### REQUIRED ACTION
The expected output is every entry, copied exactly.

### SOURCE DATA
--

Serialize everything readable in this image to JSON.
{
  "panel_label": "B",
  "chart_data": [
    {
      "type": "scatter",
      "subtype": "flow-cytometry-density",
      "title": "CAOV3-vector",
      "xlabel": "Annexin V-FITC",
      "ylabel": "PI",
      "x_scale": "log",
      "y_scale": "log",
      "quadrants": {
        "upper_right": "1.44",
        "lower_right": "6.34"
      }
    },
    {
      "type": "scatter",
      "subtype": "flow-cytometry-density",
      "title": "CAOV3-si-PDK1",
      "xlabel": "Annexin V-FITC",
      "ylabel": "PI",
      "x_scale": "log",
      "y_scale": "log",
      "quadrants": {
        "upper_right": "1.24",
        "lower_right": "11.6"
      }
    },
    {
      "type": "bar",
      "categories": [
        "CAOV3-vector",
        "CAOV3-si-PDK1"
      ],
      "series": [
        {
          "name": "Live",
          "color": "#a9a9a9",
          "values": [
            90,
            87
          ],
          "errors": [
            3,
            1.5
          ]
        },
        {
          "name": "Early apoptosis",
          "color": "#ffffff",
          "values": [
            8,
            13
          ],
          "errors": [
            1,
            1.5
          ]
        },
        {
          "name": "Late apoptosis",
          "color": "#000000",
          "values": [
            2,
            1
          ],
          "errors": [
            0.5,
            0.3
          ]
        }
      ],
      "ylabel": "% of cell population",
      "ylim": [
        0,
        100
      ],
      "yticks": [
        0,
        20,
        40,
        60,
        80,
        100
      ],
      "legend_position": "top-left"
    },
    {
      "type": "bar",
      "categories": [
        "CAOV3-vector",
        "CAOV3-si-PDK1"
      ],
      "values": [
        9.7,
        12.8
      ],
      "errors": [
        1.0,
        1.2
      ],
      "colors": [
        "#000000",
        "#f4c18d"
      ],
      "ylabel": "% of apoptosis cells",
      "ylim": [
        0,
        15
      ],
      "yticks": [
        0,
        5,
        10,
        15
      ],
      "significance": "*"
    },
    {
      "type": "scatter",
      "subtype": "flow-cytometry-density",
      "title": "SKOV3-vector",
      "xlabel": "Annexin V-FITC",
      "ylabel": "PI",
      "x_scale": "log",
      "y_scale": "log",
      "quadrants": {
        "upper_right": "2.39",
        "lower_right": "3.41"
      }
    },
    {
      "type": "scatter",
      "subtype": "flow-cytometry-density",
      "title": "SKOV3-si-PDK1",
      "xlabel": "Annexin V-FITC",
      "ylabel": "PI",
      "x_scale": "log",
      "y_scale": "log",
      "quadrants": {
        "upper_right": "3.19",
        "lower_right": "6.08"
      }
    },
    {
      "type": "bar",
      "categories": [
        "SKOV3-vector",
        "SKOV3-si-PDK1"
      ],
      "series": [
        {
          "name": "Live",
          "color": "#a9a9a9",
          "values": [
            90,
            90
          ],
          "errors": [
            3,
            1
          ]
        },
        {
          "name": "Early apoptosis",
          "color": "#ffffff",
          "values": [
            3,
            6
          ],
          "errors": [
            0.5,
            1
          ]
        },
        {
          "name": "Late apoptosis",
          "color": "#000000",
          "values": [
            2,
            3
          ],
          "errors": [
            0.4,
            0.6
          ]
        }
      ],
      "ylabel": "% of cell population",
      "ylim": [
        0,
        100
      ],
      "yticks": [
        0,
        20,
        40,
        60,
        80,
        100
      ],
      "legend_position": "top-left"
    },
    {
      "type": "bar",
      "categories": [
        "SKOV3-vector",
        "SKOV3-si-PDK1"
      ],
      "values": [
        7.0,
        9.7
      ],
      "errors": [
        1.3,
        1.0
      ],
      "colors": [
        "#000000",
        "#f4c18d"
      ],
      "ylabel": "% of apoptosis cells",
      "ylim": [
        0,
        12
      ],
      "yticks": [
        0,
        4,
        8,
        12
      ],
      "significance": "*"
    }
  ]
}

--

### WRITTEN RESPONSE
Serialize everything readable in this image to JSON.
{
  "panel_label": "B",
  "chart_data": [
    {
      "type": "scatter",
      "subtype": "flow-cytometry-density",
      "title": "CAOV3-vector",
      "xlabel": "Annexin V-FITC",
      "ylabel": "PI",
      "x_scale": "log",
      "y_scale": "log",
      "quadrants": {
        "upper_right": "1.44",
        "lower_right": "6.34"
      }
    },
    {
      "type": "scatter",
      "subtype": "flow-cytometry-density",
      "title": "CAOV3-si-PDK1",
      "xlabel": "Annexin V-FITC",
      "ylabel": "PI",
      "x_scale": "log",
      "y_scale": "log",
      "quadrants": {
        "upper_right": "1.24",
        "lower_right": "11.6"
      }
    },
    {
      "type": "bar",
      "categories": [
        "CAOV3-vector",
        "CAOV3-si-PDK1"
      ],
      "series": [
        {
          "name": "Live",
          "color": "#a9a9a9",
          "values": [
            90,
            87
          ],
          "errors": [
            3,
            1.5
          ]
        },
        {
          "name": "Early apoptosis",
          "color": "#ffffff",
          "values": [
            8,
            13
          ],
          "errors": [
            1,
            1.5
          ]
        },
        {
          "name": "Late apoptosis",
          "color": "#000000",
          "values": [
            2,
            1
          ],
          "errors": [
            0.5,
            0.3
          ]
        }
      ],
      "ylabel": "% of cell population",
      "ylim": [
        0,
        100
      ],
      "yticks": [
        0,
        20,
        40,
        60,
        80,
        100
      ],
      "legend_position": "top-left"
    },
    {
      "type": "bar",
      "categories": [
        "CAOV3-vector",
        "CAOV3-si-PDK1"
      ],
      "values": [
        9.7,
        12.8
      ],
      "errors": [
        1.0,
        1.2
      ],
      "colors": [
        "#000000",
        "#f4c18d"
      ],
      "ylabel": "% of apoptosis cells",
      "ylim": [
        0,
        15
      ],
      "yticks": [
        0,
        5,
        10,
        15
      ],
      "significance": "*"
    },
    {
      "type": "scatter",
      "subtype": "flow-cytometry-density",
      "title": "SKOV3-vector",
      "xlabel": "Annexin V-FITC",
      "ylabel": "PI",
      "x_scale": "log",
      "y_scale": "log",
      "quadrants": {
        "upper_right": "2.39",
        "lower_right": "3.41"
      }
    },
    {
      "type": "scatter",
      "subtype": "flow-cytometry-density",
      "title": "SKOV3-si-PDK1",
      "xlabel": "Annexin V-FITC",
      "ylabel": "PI",
      "x_scale": "log",
      "y_scale": "log",
      "quadrants": {
        "upper_right": "3.19",
        "lower_right": "6.08"
      }
    },
    {
      "type": "bar",
      "categories": [
        "SKOV3-vector",
        "SKOV3-si-PDK1"
      ],
      "series": [
        {
          "name": "Live",
          "color": "#a9a9a9",
          "values": [
            90,
            90
          ],
          "errors": [
            3,
            1
          ]
        },
        {
          "name": "Early apoptosis",
          "color": "#ffffff",
          "values": [
            3,
            6
          ],
          "errors": [
            0.5,
            1
          ]
        },
        {
          "name": "Late apoptosis",
          "color": "#000000",
          "values": [
            2,
            3
          ],
          "errors": [
            0.4,
            0.6
          ]
        }
      ],
      "ylabel": "% of cell population",
      "ylim": [
        0,
        100
      ],
      "yticks": [
        0,
        20,
        40,
        60,
        80,
        100
      ],
      "legend_position": "top-left"
    },
    {
      "type": "bar",
      "categories": [
        "SKOV3-vector",
        "SKOV3-si-PDK1"
      ],
      "values": [
        7.0,
        9.7
      ],
      "errors": [
        1.3,
        1.0
      ],
      "colors": [
        "#000000",
        "#f4c18d"
      ],
      "ylabel": "% of apoptosis cells",
      "ylim": [
        0,
        12
      ],
      "yticks": [
        0,
        4,
        8,
        12
      ],
      "significance": "*"
    }
  ]
}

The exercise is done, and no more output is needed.